Saved entries:

## begin

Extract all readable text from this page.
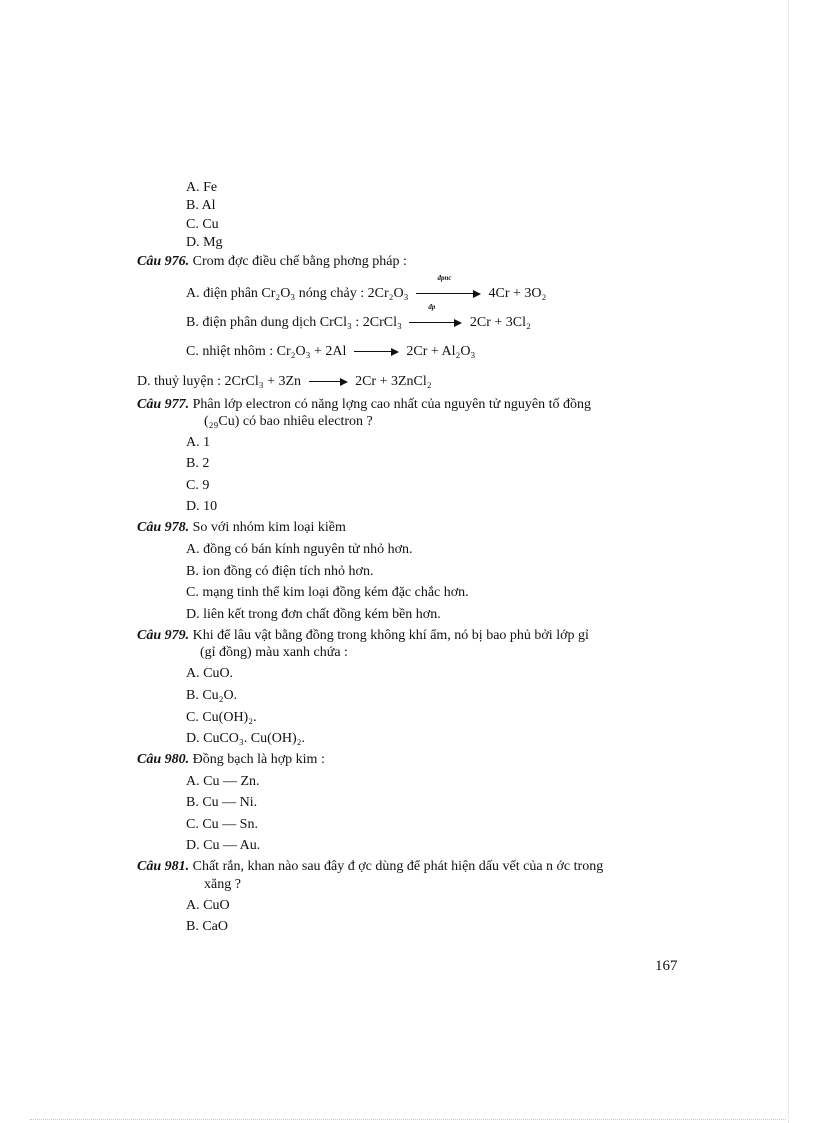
A. Fe
B. Al
C. Cu
D. Mg
Câu 976. Crom đợc điều chế bằng phơng pháp :
A. điện phân Cr₂O₃ nóng chảy : 2Cr₂O₃
đpnc
4Cr + 3O₂
B. điện phân dung dịch CrCl₃ : 2CrCl₃
đp
2Cr + 3Cl₂
C. nhiệt nhôm : Cr₂O₃ + 2Al	2Cr + Al₂O₃
D. thuỷ luyện : 2CrCl₃ + 3Zn	2Cr + 3ZnCl₂
Câu 977. Phân lớp electron có năng lợng cao nhất của nguyên tử nguyên tố đồng
(₂₉Cu) có bao nhiêu electron ?
A. 1
B. 2
C. 9
D. 10
Câu 978. So với nhóm kim loại kiềm
A. đồng có bán kính nguyên tử nhỏ hơn.
B. ion đồng có điện tích nhỏ hơn.
C. mạng tinh thể kim loại đồng kém đặc chắc hơn.
D. liên kết trong đơn chất đồng kém bền hơn.
Câu 979. Khi để lâu vật bằng đồng trong không khí ẩm, nó bị bao phủ bởi lớp gỉ
(gỉ đồng) màu xanh chứa :
A. CuO.
B. Cu₂O.
C. Cu(OH)₂.
D. CuCO₃. Cu(OH)₂.
Câu 980. Đồng bạch là hợp kim :
A. Cu — Zn.
B. Cu — Ni.
C. Cu — Sn.
D. Cu — Au.
Câu 981. Chất rắn, khan nào sau đây đ ợc dùng để phát hiện dấu vết của n ớc trong
xăng ?
A. CuO
B. CaO
167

## end

Omit the pictures. Output every record above word for word.

Extract all readable text from this page.
A. Fe
B. Al
C. Cu
D. Mg
Câu 976. Crom đợc điều chế bằng phơng pháp :
A. điện phân Cr₂O₃ nóng chảy : 2Cr₂O₃
đpnc
4Cr + 3O₂
B. điện phân dung dịch CrCl₃ : 2CrCl₃
đp
2Cr + 3Cl₂
C. nhiệt nhôm : Cr₂O₃ + 2Al	2Cr + Al₂O₃
D. thuỷ luyện : 2CrCl₃ + 3Zn	2Cr + 3ZnCl₂
Câu 977. Phân lớp electron có năng lợng cao nhất của nguyên tử nguyên tố đồng
(₂₉Cu) có bao nhiêu electron ?
A. 1
B. 2
C. 9
D. 10
Câu 978. So với nhóm kim loại kiềm
A. đồng có bán kính nguyên tử nhỏ hơn.
B. ion đồng có điện tích nhỏ hơn.
C. mạng tinh thể kim loại đồng kém đặc chắc hơn.
D. liên kết trong đơn chất đồng kém bền hơn.
Câu 979. Khi để lâu vật bằng đồng trong không khí ẩm, nó bị bao phủ bởi lớp gỉ
(gỉ đồng) màu xanh chứa :
A. CuO.
B. Cu₂O.
C. Cu(OH)₂.
D. CuCO₃. Cu(OH)₂.
Câu 980. Đồng bạch là hợp kim :
A. Cu — Zn.
B. Cu — Ni.
C. Cu — Sn.
D. Cu — Au.
Câu 981. Chất rắn, khan nào sau đây đ ợc dùng để phát hiện dấu vết của n ớc trong
xăng ?
A. CuO
B. CaO
167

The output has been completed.